Task
Make an exact copy of all the entries, but do not reproduce the pictures.

Listing
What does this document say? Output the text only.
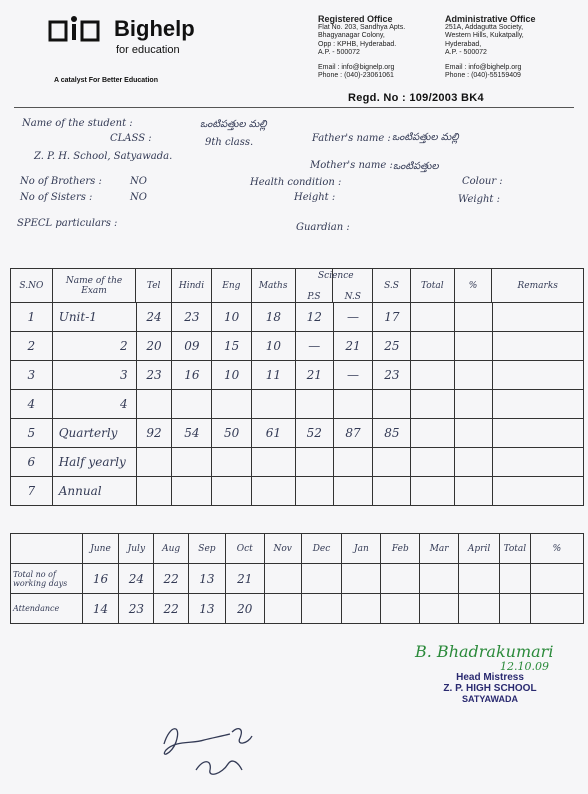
Bighelp
for education
A catalyst For Better Education
Registered Office
Flat No. 203, Sandhya Apts.
Bhagyanagar Colony,
Opp : KPHB, Hyderabad.
A.P. - 500072
Email : info@bignelp.org
Phone : (040)-23061061
Administrative Office
251A, Addagutta Society,
Western Hills, Kukatpally,
Hyderabad,
A.P. - 500072
Email : info@bighelp.org
Phone : (040)-55159409
Regd. No : 109/2003 BK4
Name of the student :	ఒంటిపత్తుల మల్లి
CLASS :	9th class.	Father's name : ఒంటిపత్తుల మల్లి
Z. P. H. School, Satyawada.
Mother's name : ఒంటిపత్తుల
No of Brothers :	NO	Health condition :	Colour :
No of Sisters :	NO	Height :	Weight :
SPECL particulars :	Guardian :
S.NO	Name of the Exam	Tel	Hindi	Eng	Maths	P.S	N.S	S.S	Total	%	Remarks
Science
1	Unit-1	24	23	10	18	12	—	17			
2	2	20	09	15	10	—	21	25			
3	3	23	16	10	11	21	—	23			
4	4										
5	Quarterly	92	54	50	61	52	87	85			
6	Half yearly										
7	Annual										
	June	July	Aug	Sep	Oct	Nov	Dec	Jan	Feb	Mar	April	Total	%
Total no of working days	16	24	22	13	21								
Attendance	14	23	22	13	20								
B. Bhadrakumari
12.10.09
Head Mistress
Z. P. HIGH SCHOOL
SATYAWADA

Written response
What does this document say? Output the text only.
Bighelp
for education
A catalyst For Better Education
Registered Office
Flat No. 203, Sandhya Apts.
Bhagyanagar Colony,
Opp : KPHB, Hyderabad.
A.P. - 500072
Email : info@bignelp.org
Phone : (040)-23061061
Administrative Office
251A, Addagutta Society,
Western Hills, Kukatpally,
Hyderabad,
A.P. - 500072
Email : info@bighelp.org
Phone : (040)-55159409
Regd. No : 109/2003 BK4
Name of the student :	ఒంటిపత్తుల మల్లి
CLASS :	9th class.	Father's name : ఒంటిపత్తుల మల్లి
Z. P. H. School, Satyawada.
Mother's name : ఒంటిపత్తుల
No of Brothers :	NO	Health condition :	Colour :
No of Sisters :	NO	Height :	Weight :
SPECL particulars :	Guardian :
S.NO	Name of the Exam	Tel	Hindi	Eng	Maths	P.S	N.S	S.S	Total	%	Remarks
Science
1	Unit-1	24	23	10	18	12	—	17			
2	2	20	09	15	10	—	21	25			
3	3	23	16	10	11	21	—	23			
4	4										
5	Quarterly	92	54	50	61	52	87	85			
6	Half yearly										
7	Annual										
	June	July	Aug	Sep	Oct	Nov	Dec	Jan	Feb	Mar	April	Total	%
Total no of working days	16	24	22	13	21								
Attendance	14	23	22	13	20								
B. Bhadrakumari
12.10.09
Head Mistress
Z. P. HIGH SCHOOL
SATYAWADA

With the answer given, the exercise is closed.